Material provided –
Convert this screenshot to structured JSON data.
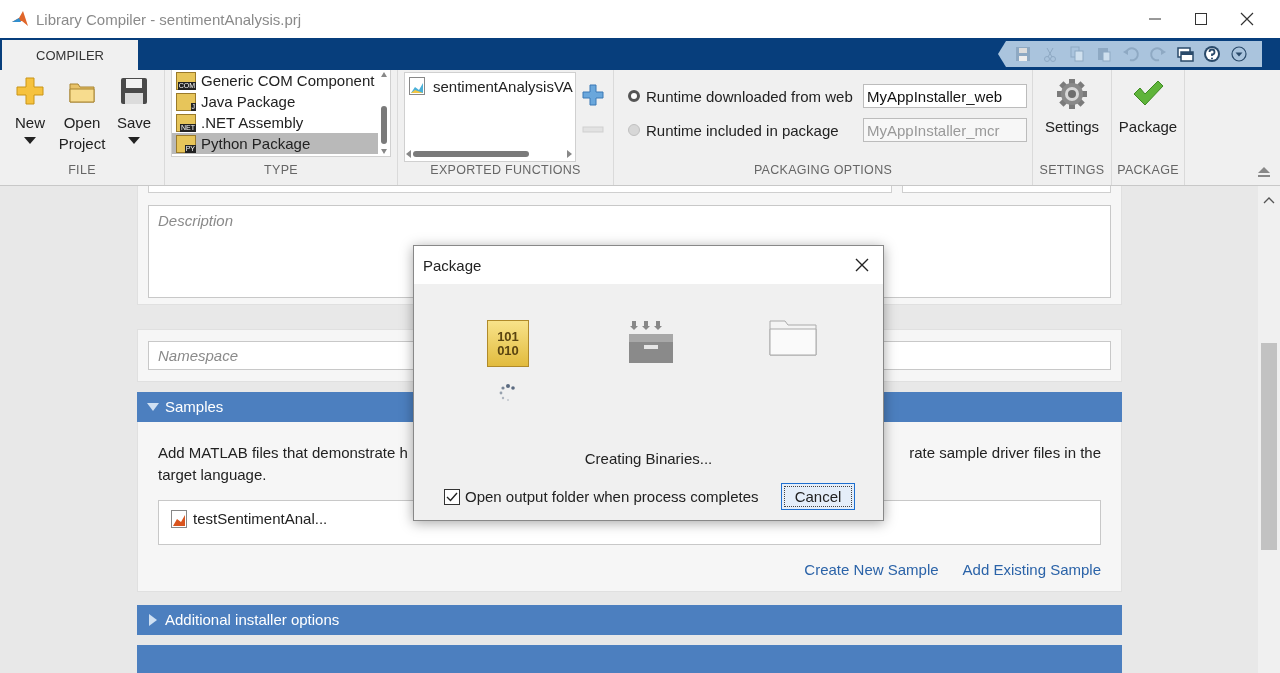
{
  "window": {
    "title": "Library Compiler - sentimentAnalysis.prj"
  },
  "tabs": [
    {
      "label": "COMPILER",
      "selected": true
    }
  ],
  "quick_access": [
    {
      "kind": "save",
      "disabled": true
    },
    {
      "kind": "cut",
      "disabled": true
    },
    {
      "kind": "copy",
      "disabled": true
    },
    {
      "kind": "paste",
      "disabled": true
    },
    {
      "kind": "undo",
      "disabled": true
    },
    {
      "kind": "redo",
      "disabled": true
    },
    {
      "kind": "layout",
      "disabled": false
    },
    {
      "kind": "help",
      "disabled": false
    },
    {
      "kind": "more",
      "disabled": false
    }
  ],
  "ribbon": {
    "file": {
      "label": "FILE",
      "buttons": [
        {
          "kind": "new",
          "label": "New",
          "dropdown": true
        },
        {
          "kind": "open",
          "label": "Open Project",
          "dropdown": false
        },
        {
          "kind": "save",
          "label": "Save",
          "dropdown": true
        }
      ]
    },
    "type": {
      "label": "TYPE",
      "items": [
        {
          "label": "Generic COM Component",
          "badge": "COM",
          "selected": false
        },
        {
          "label": "Java Package",
          "badge": "J",
          "selected": false
        },
        {
          "label": ".NET Assembly",
          "badge": "NET",
          "selected": false
        },
        {
          "label": "Python Package",
          "badge": "PY",
          "selected": true
        }
      ]
    },
    "exported_functions": {
      "label": "EXPORTED FUNCTIONS",
      "items": [
        "sentimentAnalysisVA"
      ]
    },
    "packaging_options": {
      "label": "PACKAGING OPTIONS",
      "options": [
        {
          "label": "Runtime downloaded from web",
          "selected": true,
          "value": "MyAppInstaller_web",
          "disabled": false
        },
        {
          "label": "Runtime included in package",
          "selected": false,
          "value": "MyAppInstaller_mcr",
          "disabled": true
        }
      ]
    },
    "settings": {
      "label": "SETTINGS",
      "button": "Settings"
    },
    "package": {
      "label": "PACKAGE",
      "button": "Package"
    }
  },
  "content": {
    "description": {
      "placeholder": "Description"
    },
    "namespace": {
      "placeholder": "Namespace"
    },
    "samples": {
      "title": "Samples",
      "expanded": true,
      "text_left": "Add MATLAB files that demonstrate h",
      "text_right": "rate sample driver files in the",
      "text_line2": "target language.",
      "files": [
        "testSentimentAnal..."
      ],
      "links": [
        "Create New Sample",
        "Add Existing Sample"
      ]
    },
    "sections": [
      {
        "title": "Additional installer options",
        "expanded": false
      }
    ]
  },
  "dialog": {
    "title": "Package",
    "steps": [
      {
        "kind": "binary",
        "lines": [
          "101",
          "010"
        ],
        "busy": true
      },
      {
        "kind": "archive",
        "busy": false
      },
      {
        "kind": "folder",
        "busy": false
      }
    ],
    "status": "Creating Binaries...",
    "checkbox": {
      "label": "Open output folder when process completes",
      "checked": true
    },
    "button": "Cancel"
  }
}
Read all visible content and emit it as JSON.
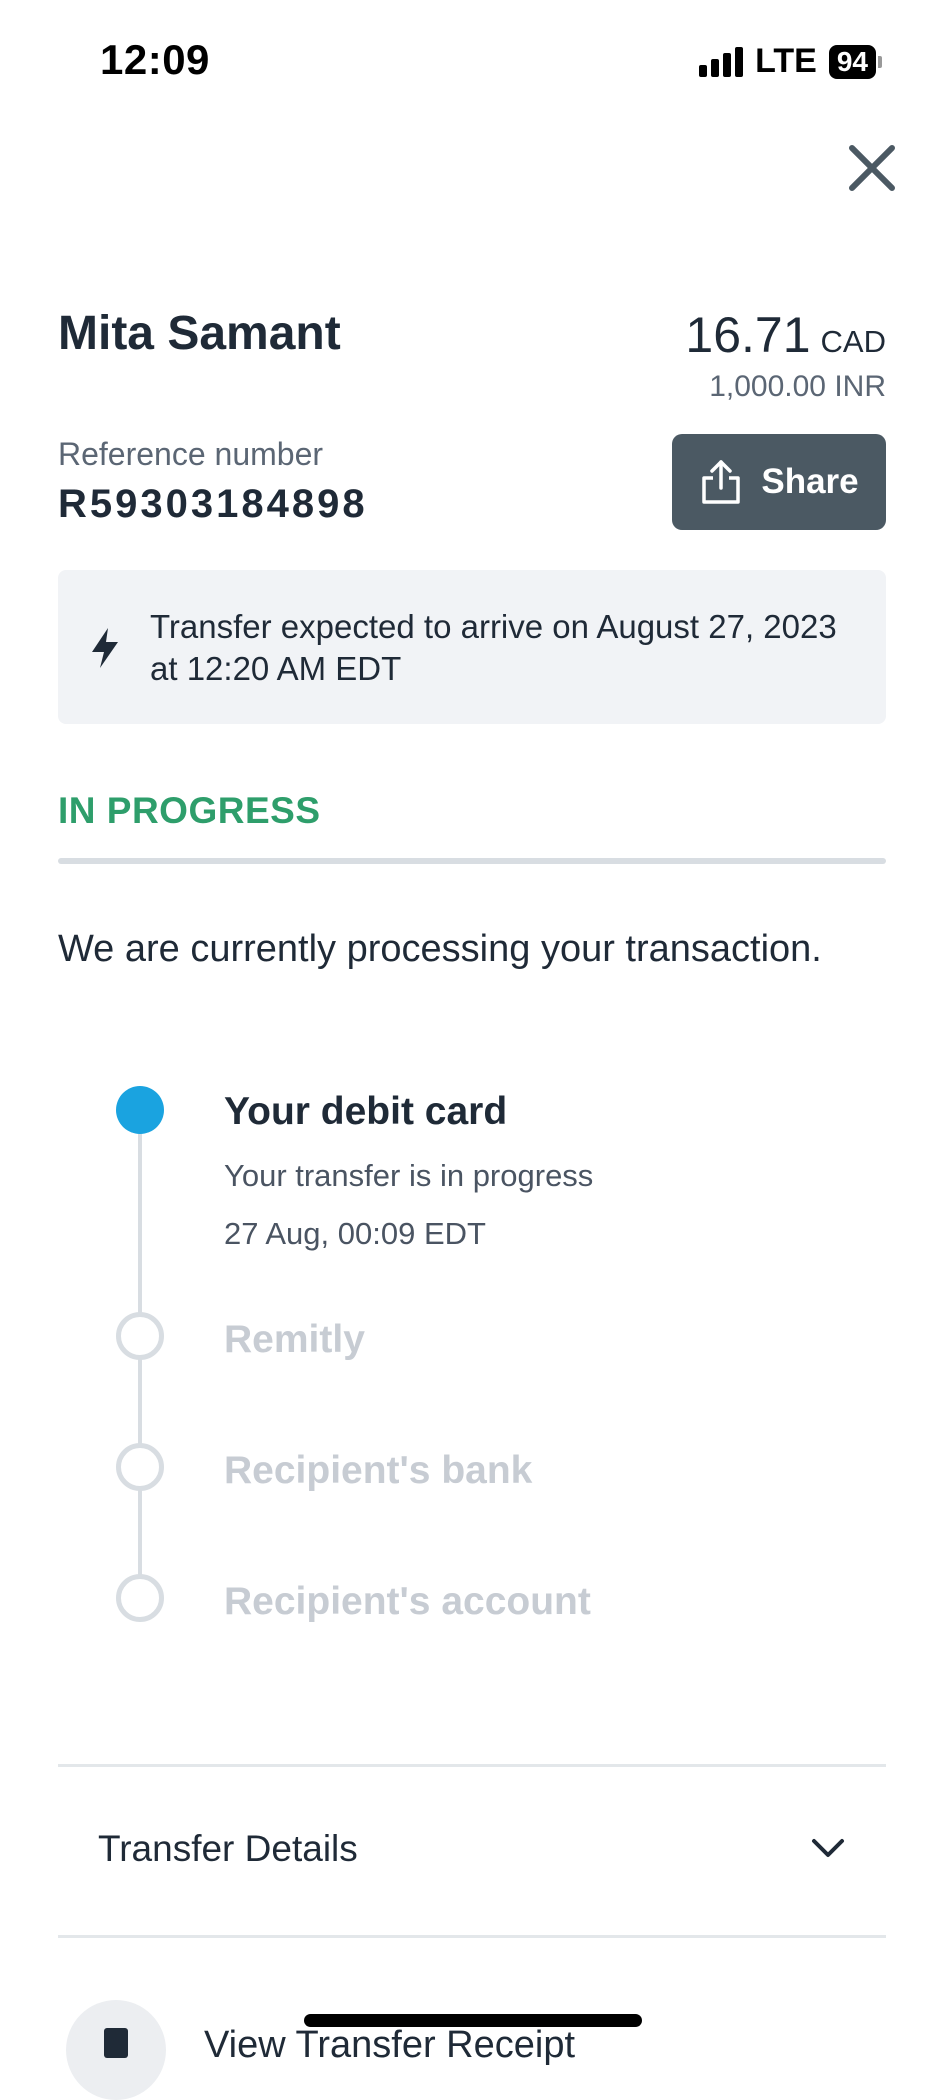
{
  "status_bar": {
    "time": "12:09",
    "network": "LTE",
    "battery": "94"
  },
  "header": {
    "recipient_name": "Mita Samant",
    "amount": "16.71",
    "currency": "CAD",
    "converted_amount": "1,000.00 INR",
    "reference_label": "Reference number",
    "reference_number": "R59303184898",
    "share_label": "Share"
  },
  "banner": {
    "text": "Transfer expected to arrive on August 27, 2023 at 12:20 AM EDT"
  },
  "status": {
    "label": "IN PROGRESS",
    "label_color": "#2e9e6b",
    "message": "We are currently processing your transaction."
  },
  "timeline": {
    "steps": [
      {
        "title": "Your debit card",
        "subtitle": "Your transfer is in progress",
        "time": "27 Aug, 00:09 EDT",
        "active": true
      },
      {
        "title": "Remitly",
        "active": false
      },
      {
        "title": "Recipient's bank",
        "active": false
      },
      {
        "title": "Recipient's account",
        "active": false
      }
    ],
    "active_color": "#1aa3e0"
  },
  "details": {
    "label": "Transfer Details"
  },
  "receipt": {
    "label": "View Transfer Receipt"
  },
  "icons": {
    "close": "close-icon",
    "share": "share-icon",
    "bolt": "lightning-icon",
    "chevron": "chevron-down-icon",
    "receipt": "receipt-icon"
  }
}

What the task requires – Repeat the records above exactly, leaving out the pictures.

Result of the exercise –
Convert this screenshot to structured JSON data.
{
  "window": {
    "title": "Library Compiler - sentimentAnalysis.prj"
  },
  "tabs": [
    {
      "label": "COMPILER",
      "selected": true
    }
  ],
  "quick_access": [
    {
      "kind": "save",
      "disabled": true
    },
    {
      "kind": "cut",
      "disabled": true
    },
    {
      "kind": "copy",
      "disabled": true
    },
    {
      "kind": "paste",
      "disabled": true
    },
    {
      "kind": "undo",
      "disabled": true
    },
    {
      "kind": "redo",
      "disabled": true
    },
    {
      "kind": "layout",
      "disabled": false
    },
    {
      "kind": "help",
      "disabled": false
    },
    {
      "kind": "more",
      "disabled": false
    }
  ],
  "ribbon": {
    "file": {
      "label": "FILE",
      "buttons": [
        {
          "kind": "new",
          "label": "New",
          "dropdown": true
        },
        {
          "kind": "open",
          "label": "Open Project",
          "dropdown": false
        },
        {
          "kind": "save",
          "label": "Save",
          "dropdown": true
        }
      ]
    },
    "type": {
      "label": "TYPE",
      "items": [
        {
          "label": "Generic COM Component",
          "badge": "COM",
          "selected": false
        },
        {
          "label": "Java Package",
          "badge": "J",
          "selected": false
        },
        {
          "label": ".NET Assembly",
          "badge": "NET",
          "selected": false
        },
        {
          "label": "Python Package",
          "badge": "PY",
          "selected": true
        }
      ]
    },
    "exported_functions": {
      "label": "EXPORTED FUNCTIONS",
      "items": [
        "sentimentAnalysisVA"
      ]
    },
    "packaging_options": {
      "label": "PACKAGING OPTIONS",
      "options": [
        {
          "label": "Runtime downloaded from web",
          "selected": true,
          "value": "MyAppInstaller_web",
          "disabled": false
        },
        {
          "label": "Runtime included in package",
          "selected": false,
          "value": "MyAppInstaller_mcr",
          "disabled": true
        }
      ]
    },
    "settings": {
      "label": "SETTINGS",
      "button": "Settings"
    },
    "package": {
      "label": "PACKAGE",
      "button": "Package"
    }
  },
  "content": {
    "description": {
      "placeholder": "Description"
    },
    "namespace": {
      "placeholder": "Namespace"
    },
    "samples": {
      "title": "Samples",
      "expanded": true,
      "text_left": "Add MATLAB files that demonstrate h",
      "text_right": "rate sample driver files in the",
      "text_line2": "target language.",
      "files": [
        "testSentimentAnal..."
      ],
      "links": [
        "Create New Sample",
        "Add Existing Sample"
      ]
    },
    "sections": [
      {
        "title": "Additional installer options",
        "expanded": false
      }
    ]
  },
  "dialog": {
    "title": "Package",
    "steps": [
      {
        "kind": "binary",
        "lines": [
          "101",
          "010"
        ],
        "busy": true
      },
      {
        "kind": "archive",
        "busy": false
      },
      {
        "kind": "folder",
        "busy": false
      }
    ],
    "status": "Creating Binaries...",
    "checkbox": {
      "label": "Open output folder when process completes",
      "checked": true
    },
    "button": "Cancel"
  }
}
Read all visible content and emit it as JSON.
{
  "status_bar": {
    "time": "12:09",
    "network": "LTE",
    "battery": "94"
  },
  "header": {
    "recipient_name": "Mita Samant",
    "amount": "16.71",
    "currency": "CAD",
    "converted_amount": "1,000.00 INR",
    "reference_label": "Reference number",
    "reference_number": "R59303184898",
    "share_label": "Share"
  },
  "banner": {
    "text": "Transfer expected to arrive on August 27, 2023 at 12:20 AM EDT"
  },
  "status": {
    "label": "IN PROGRESS",
    "label_color": "#2e9e6b",
    "message": "We are currently processing your transaction."
  },
  "timeline": {
    "steps": [
      {
        "title": "Your debit card",
        "subtitle": "Your transfer is in progress",
        "time": "27 Aug, 00:09 EDT",
        "active": true
      },
      {
        "title": "Remitly",
        "active": false
      },
      {
        "title": "Recipient's bank",
        "active": false
      },
      {
        "title": "Recipient's account",
        "active": false
      }
    ],
    "active_color": "#1aa3e0"
  },
  "details": {
    "label": "Transfer Details"
  },
  "receipt": {
    "label": "View Transfer Receipt"
  },
  "icons": {
    "close": "close-icon",
    "share": "share-icon",
    "bolt": "lightning-icon",
    "chevron": "chevron-down-icon",
    "receipt": "receipt-icon"
  }
}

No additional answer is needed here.